(ENTRIES SUPPLIED)

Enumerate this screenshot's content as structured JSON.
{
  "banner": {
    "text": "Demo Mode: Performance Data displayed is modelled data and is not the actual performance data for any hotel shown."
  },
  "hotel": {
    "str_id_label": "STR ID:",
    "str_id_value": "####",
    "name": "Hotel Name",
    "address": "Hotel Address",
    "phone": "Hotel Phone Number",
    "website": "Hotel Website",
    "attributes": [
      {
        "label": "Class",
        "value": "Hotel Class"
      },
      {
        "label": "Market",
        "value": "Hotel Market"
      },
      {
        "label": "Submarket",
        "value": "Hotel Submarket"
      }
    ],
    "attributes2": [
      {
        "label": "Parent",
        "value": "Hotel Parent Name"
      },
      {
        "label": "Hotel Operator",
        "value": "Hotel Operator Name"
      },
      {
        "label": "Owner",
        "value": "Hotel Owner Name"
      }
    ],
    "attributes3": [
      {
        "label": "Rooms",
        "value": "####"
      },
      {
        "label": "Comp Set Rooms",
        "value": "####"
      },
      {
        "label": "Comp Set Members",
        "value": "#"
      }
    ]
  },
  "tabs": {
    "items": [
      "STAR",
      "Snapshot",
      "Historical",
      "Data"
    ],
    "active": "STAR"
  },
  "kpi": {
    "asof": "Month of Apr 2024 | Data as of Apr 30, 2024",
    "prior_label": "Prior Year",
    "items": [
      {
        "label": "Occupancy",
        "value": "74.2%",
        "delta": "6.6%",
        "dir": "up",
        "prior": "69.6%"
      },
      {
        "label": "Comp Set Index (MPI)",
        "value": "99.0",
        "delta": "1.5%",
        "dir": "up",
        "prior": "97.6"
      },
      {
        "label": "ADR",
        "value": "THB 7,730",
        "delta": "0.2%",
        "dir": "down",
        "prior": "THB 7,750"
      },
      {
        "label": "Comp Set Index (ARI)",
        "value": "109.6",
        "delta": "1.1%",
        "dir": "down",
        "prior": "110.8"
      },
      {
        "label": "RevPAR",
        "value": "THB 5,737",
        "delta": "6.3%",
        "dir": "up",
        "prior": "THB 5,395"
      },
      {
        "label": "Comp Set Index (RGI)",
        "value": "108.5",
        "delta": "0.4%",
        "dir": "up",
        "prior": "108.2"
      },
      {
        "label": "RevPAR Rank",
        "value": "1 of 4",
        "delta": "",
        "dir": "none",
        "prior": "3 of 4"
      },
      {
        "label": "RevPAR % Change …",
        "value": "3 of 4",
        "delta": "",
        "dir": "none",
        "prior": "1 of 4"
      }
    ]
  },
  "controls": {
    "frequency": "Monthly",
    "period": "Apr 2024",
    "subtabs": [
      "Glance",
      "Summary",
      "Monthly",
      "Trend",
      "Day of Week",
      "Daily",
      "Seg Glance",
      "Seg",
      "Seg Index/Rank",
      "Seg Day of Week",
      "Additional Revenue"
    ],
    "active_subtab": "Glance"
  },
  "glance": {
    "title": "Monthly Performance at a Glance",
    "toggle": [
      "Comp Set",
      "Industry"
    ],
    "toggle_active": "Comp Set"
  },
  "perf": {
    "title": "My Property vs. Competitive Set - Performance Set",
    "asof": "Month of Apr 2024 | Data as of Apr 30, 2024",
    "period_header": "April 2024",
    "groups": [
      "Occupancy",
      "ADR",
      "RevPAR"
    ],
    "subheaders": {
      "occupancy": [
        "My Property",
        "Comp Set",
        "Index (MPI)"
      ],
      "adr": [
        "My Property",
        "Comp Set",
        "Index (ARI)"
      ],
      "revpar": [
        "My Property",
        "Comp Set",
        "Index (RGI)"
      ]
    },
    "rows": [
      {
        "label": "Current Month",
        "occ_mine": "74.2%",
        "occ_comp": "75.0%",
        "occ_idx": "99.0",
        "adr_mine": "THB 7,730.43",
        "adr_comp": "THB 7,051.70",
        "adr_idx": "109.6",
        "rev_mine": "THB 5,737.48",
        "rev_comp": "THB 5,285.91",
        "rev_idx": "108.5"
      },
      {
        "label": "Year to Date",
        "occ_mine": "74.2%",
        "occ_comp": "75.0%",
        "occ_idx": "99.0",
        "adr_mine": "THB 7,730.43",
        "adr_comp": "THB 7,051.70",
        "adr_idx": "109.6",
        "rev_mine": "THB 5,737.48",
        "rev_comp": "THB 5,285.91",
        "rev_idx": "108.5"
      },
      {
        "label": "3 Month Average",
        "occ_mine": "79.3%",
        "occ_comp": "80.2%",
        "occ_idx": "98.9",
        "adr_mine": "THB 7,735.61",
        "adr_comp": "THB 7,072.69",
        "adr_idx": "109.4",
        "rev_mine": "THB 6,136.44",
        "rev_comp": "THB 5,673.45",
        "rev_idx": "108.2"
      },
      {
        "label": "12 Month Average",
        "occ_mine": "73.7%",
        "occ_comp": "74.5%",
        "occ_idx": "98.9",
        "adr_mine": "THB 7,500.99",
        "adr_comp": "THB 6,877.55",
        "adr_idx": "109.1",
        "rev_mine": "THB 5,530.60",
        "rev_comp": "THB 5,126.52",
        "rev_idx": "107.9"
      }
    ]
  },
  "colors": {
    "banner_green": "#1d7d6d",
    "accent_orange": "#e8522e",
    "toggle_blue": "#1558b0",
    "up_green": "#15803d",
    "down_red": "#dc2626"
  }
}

(AIM OF THE TASK) Find every line that has "Performance" in it, then return those lines.

(RESULT FOR THIS TASK)
    "text": "Demo Mode: Performance Data displayed is modelled data and is not the actual performance data for any hotel shown."
    "title": "Monthly Performance at a Glance",
    "title": "My Property vs. Competitive Set - Performance Set",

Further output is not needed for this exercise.